§ **Instructions to follow**: How many lines of the material below contain the string "Buremu"? Answer with the number and nothing else.

┌──

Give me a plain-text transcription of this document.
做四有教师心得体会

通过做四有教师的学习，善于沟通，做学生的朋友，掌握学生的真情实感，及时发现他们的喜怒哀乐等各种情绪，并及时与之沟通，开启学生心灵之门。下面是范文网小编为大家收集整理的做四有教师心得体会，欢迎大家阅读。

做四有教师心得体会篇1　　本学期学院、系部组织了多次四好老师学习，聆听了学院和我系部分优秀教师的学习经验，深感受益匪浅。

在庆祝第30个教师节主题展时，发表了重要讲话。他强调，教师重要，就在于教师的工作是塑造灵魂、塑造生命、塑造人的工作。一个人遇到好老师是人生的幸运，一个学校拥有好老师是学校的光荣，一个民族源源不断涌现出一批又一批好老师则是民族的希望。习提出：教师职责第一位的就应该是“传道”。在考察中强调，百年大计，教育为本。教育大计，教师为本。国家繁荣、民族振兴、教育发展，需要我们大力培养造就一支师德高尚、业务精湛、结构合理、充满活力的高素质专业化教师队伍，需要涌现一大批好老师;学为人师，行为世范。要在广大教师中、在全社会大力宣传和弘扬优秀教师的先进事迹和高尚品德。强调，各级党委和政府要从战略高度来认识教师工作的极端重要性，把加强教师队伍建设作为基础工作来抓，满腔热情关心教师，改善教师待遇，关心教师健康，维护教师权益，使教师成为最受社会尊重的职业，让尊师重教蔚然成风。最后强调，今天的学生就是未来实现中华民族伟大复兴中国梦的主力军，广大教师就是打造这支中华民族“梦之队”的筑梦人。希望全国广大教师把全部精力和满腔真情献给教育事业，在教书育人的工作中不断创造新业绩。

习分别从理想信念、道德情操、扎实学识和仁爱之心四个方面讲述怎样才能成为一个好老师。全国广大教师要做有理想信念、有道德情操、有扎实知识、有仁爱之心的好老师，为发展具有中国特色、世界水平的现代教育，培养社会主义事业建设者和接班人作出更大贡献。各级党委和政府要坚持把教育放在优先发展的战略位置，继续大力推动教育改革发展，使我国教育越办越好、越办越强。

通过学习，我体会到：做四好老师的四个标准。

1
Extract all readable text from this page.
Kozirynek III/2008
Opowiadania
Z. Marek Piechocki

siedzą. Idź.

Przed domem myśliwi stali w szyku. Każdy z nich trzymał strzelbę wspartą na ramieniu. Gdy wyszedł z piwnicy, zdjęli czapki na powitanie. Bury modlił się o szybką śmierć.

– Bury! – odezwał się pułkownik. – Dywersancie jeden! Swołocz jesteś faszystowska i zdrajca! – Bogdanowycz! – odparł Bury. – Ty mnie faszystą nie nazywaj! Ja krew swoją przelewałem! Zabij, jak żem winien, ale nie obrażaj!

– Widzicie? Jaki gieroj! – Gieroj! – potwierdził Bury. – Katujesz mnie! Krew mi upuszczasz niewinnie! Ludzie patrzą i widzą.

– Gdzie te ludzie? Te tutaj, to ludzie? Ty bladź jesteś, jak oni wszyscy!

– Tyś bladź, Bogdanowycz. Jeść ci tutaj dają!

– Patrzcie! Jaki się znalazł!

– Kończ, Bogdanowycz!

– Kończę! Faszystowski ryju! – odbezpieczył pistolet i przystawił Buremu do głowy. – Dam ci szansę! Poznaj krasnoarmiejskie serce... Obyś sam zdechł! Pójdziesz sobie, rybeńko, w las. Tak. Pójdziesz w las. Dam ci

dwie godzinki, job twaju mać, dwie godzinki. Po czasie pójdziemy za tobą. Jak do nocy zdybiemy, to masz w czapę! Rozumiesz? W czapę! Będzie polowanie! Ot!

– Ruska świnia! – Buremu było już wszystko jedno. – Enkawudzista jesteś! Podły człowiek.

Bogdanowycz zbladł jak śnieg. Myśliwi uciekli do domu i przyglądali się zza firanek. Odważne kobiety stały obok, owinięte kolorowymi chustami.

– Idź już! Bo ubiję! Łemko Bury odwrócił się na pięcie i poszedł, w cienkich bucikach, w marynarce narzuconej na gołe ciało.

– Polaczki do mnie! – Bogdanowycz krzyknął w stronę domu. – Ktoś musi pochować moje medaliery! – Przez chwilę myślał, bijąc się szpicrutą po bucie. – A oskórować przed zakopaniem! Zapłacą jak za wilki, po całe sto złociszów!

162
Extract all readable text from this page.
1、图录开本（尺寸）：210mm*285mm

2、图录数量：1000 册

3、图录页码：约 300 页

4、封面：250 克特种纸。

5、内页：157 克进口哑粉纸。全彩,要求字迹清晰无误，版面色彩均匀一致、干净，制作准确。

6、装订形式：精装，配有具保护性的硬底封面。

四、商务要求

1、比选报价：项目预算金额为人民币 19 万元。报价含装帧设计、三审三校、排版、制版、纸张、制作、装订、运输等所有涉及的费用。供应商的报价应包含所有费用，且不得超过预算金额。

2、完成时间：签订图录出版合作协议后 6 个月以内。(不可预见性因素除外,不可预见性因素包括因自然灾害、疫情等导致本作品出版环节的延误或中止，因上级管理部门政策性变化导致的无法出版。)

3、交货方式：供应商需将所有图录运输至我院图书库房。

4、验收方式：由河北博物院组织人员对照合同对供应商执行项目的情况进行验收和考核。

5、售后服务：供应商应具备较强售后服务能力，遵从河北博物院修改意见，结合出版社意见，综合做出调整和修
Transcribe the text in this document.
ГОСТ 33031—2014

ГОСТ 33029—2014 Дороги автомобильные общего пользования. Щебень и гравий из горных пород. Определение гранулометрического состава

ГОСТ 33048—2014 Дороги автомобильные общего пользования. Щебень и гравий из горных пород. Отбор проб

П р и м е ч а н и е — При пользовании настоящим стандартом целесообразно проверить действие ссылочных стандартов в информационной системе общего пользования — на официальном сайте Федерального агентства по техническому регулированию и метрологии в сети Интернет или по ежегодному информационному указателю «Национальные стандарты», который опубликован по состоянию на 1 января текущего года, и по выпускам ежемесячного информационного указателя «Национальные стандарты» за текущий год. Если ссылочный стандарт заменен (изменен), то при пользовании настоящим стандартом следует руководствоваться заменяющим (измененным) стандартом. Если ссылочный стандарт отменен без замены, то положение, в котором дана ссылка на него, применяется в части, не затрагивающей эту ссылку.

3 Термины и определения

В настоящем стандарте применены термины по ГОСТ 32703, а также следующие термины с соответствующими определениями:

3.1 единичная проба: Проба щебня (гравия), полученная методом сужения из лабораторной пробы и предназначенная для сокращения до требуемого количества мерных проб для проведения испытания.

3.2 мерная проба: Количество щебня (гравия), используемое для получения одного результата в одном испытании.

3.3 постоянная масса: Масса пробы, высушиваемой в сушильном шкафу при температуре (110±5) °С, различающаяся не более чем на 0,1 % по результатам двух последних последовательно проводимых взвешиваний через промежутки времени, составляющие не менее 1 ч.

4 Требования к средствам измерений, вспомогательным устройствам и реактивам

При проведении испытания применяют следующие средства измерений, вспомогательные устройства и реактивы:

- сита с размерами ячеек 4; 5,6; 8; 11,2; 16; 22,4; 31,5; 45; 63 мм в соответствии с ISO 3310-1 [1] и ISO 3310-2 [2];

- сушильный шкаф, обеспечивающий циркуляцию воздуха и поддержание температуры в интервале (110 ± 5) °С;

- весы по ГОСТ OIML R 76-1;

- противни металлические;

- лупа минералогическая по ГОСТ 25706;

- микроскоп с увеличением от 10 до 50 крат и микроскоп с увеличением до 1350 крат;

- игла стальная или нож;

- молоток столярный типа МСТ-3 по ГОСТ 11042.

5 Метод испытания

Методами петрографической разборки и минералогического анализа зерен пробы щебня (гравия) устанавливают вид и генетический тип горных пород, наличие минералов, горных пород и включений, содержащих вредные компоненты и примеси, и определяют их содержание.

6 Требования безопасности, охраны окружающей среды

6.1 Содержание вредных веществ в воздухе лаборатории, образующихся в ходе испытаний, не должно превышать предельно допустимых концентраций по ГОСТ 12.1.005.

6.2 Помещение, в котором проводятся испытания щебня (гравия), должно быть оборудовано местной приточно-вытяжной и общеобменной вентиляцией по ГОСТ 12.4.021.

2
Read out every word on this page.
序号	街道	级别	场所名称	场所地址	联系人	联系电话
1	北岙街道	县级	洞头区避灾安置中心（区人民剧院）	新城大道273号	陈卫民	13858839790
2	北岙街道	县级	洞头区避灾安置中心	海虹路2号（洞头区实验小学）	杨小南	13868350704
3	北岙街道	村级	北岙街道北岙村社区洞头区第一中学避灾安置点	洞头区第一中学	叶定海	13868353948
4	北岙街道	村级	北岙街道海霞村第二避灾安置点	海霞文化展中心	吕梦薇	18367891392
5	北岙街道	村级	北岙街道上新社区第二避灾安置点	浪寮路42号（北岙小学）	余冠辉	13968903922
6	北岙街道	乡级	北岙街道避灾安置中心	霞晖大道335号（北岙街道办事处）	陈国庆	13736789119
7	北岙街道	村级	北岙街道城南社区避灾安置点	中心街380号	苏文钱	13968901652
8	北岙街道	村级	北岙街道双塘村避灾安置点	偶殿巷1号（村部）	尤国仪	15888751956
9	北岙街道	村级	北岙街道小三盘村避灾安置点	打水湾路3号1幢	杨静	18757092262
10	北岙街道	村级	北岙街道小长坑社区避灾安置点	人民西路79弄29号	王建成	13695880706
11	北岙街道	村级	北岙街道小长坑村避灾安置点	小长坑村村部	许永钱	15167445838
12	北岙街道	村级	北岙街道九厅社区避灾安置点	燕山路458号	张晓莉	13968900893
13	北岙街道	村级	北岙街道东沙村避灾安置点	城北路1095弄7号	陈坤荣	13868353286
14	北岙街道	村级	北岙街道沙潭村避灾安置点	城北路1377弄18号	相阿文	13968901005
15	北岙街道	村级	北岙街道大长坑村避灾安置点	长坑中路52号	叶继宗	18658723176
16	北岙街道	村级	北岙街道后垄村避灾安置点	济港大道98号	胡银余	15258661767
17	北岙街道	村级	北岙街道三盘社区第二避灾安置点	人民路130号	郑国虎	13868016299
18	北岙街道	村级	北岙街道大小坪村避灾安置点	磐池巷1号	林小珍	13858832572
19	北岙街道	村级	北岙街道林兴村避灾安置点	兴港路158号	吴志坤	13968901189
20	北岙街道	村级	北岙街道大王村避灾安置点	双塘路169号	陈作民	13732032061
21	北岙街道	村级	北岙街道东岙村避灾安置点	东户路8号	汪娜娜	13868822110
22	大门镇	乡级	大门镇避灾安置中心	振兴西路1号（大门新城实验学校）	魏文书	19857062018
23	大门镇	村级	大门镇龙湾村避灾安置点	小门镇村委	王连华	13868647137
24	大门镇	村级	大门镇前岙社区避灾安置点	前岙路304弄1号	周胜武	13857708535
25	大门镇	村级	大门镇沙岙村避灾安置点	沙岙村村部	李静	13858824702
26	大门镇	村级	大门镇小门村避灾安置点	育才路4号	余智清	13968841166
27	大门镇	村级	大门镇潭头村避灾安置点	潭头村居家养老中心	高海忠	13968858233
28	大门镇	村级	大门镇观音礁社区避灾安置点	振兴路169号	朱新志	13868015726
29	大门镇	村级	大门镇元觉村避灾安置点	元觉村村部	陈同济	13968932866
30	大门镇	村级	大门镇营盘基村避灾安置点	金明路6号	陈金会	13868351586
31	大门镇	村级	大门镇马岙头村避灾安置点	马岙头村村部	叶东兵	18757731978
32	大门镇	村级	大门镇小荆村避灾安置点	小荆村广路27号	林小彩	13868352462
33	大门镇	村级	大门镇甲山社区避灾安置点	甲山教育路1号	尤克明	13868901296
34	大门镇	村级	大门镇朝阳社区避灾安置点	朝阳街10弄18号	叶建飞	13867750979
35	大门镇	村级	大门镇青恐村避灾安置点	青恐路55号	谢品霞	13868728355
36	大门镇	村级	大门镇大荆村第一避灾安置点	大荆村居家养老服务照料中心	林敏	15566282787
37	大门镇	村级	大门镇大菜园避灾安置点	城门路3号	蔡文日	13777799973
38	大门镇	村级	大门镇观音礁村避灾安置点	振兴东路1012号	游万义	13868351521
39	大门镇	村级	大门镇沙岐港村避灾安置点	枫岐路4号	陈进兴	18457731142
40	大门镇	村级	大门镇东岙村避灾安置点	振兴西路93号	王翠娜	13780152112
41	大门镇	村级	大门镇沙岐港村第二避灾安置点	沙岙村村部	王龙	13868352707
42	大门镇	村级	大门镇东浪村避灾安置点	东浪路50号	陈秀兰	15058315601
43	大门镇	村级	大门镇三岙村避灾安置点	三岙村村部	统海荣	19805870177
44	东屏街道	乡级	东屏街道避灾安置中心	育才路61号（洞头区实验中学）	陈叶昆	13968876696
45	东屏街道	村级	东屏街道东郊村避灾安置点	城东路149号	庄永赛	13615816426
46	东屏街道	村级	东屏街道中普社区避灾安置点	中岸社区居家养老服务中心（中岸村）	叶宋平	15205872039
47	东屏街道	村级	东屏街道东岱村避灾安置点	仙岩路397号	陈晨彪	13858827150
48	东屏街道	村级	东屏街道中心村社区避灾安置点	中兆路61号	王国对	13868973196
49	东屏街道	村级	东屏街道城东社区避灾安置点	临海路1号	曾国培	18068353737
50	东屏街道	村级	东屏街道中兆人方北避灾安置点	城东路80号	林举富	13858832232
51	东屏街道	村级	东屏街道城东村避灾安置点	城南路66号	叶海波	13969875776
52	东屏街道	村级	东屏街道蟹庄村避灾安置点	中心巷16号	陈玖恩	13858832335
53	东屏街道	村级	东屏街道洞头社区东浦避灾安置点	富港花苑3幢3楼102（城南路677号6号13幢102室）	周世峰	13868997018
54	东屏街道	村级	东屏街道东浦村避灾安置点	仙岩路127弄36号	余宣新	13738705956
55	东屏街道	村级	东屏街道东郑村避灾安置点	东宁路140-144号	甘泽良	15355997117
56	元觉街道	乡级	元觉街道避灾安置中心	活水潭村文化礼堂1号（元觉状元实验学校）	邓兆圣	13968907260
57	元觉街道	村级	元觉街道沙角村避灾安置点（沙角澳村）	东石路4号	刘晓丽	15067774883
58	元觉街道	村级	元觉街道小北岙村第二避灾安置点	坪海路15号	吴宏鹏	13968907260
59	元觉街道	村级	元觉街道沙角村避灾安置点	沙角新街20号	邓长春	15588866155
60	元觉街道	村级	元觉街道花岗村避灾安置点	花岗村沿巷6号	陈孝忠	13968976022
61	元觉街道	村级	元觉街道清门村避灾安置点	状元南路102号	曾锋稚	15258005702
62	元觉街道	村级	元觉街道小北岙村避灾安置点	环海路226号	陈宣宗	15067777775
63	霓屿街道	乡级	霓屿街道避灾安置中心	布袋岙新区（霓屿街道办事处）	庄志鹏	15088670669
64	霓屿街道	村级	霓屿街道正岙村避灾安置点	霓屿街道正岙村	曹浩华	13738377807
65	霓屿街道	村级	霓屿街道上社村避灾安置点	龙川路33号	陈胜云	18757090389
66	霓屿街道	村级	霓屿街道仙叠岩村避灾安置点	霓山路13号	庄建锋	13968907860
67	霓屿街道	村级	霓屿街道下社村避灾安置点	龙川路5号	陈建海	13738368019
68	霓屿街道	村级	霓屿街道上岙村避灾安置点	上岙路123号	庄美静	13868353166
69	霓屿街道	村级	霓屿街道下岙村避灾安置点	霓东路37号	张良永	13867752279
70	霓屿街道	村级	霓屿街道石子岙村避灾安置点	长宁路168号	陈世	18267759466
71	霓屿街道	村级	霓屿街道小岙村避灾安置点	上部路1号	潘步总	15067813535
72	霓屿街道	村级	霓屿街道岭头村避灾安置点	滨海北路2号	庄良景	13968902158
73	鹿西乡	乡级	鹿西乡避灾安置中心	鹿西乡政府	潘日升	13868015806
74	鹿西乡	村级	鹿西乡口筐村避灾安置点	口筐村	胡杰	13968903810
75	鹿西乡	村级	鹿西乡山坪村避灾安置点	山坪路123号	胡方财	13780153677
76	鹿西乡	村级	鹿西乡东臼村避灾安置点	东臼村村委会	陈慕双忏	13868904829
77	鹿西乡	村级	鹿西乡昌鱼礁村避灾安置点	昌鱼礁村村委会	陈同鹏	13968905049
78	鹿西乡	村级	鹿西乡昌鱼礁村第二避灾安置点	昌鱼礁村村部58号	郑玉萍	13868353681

└──

§ **Exercise solution**: 2